Required work: From the entries below, report how many lines contain the string "marker". Give only that number.

Records to use:
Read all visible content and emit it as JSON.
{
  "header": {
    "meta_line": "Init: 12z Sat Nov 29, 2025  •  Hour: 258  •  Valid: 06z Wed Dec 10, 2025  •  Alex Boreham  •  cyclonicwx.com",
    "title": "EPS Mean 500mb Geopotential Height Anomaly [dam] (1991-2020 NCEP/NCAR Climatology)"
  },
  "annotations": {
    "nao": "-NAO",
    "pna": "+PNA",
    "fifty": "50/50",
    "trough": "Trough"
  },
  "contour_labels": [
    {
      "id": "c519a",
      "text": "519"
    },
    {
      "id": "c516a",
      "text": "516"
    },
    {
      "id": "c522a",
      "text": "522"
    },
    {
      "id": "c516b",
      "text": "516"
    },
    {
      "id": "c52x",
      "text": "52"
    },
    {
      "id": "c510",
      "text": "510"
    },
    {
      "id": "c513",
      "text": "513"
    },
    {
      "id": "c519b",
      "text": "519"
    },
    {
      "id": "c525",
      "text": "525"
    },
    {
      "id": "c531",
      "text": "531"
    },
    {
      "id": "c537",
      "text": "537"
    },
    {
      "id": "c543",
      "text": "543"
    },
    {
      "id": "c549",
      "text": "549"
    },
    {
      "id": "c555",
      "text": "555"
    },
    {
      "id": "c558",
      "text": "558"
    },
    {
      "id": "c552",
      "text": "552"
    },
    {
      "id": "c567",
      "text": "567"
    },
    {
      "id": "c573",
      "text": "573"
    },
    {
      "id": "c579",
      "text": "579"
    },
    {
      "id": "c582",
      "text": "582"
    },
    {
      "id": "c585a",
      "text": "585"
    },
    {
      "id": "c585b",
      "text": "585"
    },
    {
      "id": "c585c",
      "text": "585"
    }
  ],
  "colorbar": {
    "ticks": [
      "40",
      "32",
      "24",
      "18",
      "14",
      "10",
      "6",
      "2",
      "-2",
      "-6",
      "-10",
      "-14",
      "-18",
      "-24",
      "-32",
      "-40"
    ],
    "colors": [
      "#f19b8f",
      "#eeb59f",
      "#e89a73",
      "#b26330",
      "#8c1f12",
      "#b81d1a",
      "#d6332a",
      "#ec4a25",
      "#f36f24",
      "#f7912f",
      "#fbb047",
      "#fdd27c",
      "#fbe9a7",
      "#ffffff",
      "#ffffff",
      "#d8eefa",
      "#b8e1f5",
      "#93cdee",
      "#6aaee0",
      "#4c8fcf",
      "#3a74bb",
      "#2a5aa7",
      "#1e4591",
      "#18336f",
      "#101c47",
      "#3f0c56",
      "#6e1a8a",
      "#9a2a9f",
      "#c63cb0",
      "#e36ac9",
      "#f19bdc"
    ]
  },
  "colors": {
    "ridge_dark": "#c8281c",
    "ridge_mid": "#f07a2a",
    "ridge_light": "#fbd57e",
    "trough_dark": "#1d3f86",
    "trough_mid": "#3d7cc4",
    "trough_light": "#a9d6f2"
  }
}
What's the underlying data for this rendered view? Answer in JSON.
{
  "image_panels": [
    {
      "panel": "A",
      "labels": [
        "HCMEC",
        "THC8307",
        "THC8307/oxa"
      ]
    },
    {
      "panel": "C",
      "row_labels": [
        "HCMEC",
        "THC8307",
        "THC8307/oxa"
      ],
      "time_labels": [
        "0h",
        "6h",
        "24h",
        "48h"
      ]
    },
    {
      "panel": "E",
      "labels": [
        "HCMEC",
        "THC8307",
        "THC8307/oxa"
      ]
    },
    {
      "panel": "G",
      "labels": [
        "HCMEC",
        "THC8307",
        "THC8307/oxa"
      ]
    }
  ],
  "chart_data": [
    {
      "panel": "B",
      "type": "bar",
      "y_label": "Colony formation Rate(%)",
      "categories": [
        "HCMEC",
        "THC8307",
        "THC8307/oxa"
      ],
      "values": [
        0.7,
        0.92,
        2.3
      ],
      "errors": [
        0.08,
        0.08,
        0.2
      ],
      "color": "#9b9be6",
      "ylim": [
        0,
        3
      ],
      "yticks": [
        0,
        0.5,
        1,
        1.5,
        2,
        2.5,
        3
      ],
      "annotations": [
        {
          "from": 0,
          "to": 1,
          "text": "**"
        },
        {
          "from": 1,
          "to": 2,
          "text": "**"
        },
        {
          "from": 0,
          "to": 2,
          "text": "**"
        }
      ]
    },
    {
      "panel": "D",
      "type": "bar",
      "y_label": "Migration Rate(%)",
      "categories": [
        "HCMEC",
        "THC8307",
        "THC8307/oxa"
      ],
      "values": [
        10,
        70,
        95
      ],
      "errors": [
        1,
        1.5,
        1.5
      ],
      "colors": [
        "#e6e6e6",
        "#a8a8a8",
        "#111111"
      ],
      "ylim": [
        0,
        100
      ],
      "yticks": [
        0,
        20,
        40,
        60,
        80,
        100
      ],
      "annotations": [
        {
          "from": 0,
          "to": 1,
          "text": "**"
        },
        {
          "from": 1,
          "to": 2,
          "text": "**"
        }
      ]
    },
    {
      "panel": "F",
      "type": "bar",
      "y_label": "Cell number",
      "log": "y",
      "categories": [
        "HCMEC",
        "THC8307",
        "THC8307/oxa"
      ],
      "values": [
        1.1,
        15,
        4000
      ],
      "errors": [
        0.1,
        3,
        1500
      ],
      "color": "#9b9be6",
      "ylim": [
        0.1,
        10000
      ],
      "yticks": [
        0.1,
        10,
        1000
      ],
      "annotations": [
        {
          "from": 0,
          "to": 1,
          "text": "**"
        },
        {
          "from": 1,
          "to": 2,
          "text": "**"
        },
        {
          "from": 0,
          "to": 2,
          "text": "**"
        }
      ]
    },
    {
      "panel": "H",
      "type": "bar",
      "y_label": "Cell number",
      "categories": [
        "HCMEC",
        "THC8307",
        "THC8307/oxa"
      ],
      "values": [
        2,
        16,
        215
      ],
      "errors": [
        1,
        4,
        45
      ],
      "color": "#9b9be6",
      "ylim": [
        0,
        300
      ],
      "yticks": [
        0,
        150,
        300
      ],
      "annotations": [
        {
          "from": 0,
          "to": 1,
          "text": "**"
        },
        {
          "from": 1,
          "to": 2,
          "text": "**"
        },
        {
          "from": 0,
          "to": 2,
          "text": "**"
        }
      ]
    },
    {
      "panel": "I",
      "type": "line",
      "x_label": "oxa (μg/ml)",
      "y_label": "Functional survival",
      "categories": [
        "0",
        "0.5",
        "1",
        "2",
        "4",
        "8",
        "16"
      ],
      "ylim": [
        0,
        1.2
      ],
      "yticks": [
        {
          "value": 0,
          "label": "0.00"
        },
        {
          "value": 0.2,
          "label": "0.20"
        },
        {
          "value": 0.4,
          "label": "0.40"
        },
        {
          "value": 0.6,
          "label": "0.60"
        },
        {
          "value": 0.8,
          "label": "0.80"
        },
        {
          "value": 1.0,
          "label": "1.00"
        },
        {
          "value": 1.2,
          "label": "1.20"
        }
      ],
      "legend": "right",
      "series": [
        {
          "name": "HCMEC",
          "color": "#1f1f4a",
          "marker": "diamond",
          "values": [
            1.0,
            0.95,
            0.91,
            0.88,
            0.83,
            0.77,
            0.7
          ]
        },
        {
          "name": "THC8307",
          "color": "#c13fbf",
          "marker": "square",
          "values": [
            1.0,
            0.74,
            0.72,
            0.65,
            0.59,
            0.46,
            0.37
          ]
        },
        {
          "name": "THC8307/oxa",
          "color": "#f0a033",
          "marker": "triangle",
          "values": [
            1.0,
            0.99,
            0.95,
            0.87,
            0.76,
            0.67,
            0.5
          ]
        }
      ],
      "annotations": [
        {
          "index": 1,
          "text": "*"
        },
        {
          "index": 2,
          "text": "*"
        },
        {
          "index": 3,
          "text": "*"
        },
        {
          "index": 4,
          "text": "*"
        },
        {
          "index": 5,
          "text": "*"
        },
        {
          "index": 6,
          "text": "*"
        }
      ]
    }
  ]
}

Response below: 3